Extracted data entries
* * * *

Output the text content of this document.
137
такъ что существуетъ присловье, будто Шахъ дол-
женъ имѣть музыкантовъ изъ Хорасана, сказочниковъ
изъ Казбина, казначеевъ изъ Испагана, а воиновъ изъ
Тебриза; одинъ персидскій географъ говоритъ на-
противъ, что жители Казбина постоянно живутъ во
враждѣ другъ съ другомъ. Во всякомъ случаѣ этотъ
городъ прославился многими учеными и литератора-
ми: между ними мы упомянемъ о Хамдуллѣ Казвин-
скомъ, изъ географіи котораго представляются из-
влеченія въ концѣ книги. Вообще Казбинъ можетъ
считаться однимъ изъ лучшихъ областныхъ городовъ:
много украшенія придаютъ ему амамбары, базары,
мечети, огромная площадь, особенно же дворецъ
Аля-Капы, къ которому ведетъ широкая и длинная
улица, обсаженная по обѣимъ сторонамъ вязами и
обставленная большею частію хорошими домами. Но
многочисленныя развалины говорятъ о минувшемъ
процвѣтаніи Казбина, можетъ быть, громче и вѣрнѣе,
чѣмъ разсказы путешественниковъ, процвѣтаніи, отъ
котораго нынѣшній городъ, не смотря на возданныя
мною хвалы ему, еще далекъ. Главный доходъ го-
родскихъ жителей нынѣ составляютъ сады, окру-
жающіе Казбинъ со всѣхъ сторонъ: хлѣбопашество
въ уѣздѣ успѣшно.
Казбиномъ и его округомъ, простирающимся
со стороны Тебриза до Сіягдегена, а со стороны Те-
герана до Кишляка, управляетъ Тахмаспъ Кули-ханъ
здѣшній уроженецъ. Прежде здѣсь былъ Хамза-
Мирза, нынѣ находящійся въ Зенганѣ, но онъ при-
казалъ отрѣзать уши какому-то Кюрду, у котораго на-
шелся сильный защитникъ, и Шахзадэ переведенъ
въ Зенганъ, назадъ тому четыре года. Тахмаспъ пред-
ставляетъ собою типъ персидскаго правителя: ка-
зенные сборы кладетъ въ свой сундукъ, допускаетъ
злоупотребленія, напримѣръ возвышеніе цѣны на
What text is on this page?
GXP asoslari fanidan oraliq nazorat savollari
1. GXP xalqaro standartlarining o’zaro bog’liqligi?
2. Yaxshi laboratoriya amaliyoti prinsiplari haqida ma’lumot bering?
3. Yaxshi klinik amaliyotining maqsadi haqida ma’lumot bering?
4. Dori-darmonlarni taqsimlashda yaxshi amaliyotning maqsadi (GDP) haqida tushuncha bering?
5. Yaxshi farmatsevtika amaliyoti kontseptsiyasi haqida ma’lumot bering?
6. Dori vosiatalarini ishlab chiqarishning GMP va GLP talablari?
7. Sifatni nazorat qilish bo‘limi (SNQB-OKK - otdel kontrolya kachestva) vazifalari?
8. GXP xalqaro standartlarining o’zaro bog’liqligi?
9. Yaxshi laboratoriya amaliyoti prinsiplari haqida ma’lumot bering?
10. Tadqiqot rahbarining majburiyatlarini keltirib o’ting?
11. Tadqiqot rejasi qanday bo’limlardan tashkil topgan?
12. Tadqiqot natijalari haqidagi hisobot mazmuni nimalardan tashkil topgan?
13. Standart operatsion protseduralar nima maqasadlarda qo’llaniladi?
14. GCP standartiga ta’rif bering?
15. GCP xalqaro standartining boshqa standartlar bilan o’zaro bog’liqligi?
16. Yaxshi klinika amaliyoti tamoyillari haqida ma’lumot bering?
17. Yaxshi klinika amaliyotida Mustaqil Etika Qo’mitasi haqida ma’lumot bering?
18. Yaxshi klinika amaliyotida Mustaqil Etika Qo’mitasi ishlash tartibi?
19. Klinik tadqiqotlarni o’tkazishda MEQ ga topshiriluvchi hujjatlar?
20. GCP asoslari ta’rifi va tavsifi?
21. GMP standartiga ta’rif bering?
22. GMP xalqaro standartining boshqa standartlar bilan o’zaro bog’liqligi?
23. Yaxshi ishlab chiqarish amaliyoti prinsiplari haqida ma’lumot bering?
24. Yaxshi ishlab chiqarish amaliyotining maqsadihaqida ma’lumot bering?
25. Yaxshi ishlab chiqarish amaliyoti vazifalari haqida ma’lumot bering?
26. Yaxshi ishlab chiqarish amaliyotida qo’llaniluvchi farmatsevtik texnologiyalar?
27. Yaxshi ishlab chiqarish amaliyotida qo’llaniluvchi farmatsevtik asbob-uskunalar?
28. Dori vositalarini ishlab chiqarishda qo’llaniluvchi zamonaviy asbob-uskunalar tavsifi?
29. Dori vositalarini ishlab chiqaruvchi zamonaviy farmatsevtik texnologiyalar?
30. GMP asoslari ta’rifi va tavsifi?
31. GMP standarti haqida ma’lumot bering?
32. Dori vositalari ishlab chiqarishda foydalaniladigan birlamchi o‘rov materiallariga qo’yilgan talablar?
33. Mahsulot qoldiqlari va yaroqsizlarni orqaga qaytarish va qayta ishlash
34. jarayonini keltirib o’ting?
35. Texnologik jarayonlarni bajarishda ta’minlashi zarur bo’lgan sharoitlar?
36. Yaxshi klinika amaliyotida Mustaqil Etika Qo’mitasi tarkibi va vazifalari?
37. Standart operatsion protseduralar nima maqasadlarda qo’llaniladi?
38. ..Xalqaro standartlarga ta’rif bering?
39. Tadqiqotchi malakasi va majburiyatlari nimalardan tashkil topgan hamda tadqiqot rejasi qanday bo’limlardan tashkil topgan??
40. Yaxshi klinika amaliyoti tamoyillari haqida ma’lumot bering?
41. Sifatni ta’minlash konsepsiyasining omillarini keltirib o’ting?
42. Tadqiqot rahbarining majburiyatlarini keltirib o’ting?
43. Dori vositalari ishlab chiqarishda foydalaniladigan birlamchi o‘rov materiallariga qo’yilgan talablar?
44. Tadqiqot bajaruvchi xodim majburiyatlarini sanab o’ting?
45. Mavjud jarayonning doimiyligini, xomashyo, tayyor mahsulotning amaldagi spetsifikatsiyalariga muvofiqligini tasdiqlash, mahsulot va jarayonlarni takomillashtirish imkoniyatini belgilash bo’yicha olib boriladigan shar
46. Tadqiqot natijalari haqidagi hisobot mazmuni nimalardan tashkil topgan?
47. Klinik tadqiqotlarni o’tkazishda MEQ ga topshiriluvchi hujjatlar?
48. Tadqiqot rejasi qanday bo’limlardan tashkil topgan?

* * * *

Description of the task
Copy each line that contains the word "hujjatlar".

Response to this task
19. Klinik tadqiqotlarni o’tkazishda MEQ ga topshiriluvchi hujjatlar?
47. Klinik tadqiqotlarni o’tkazishda MEQ ga topshiriluvchi hujjatlar?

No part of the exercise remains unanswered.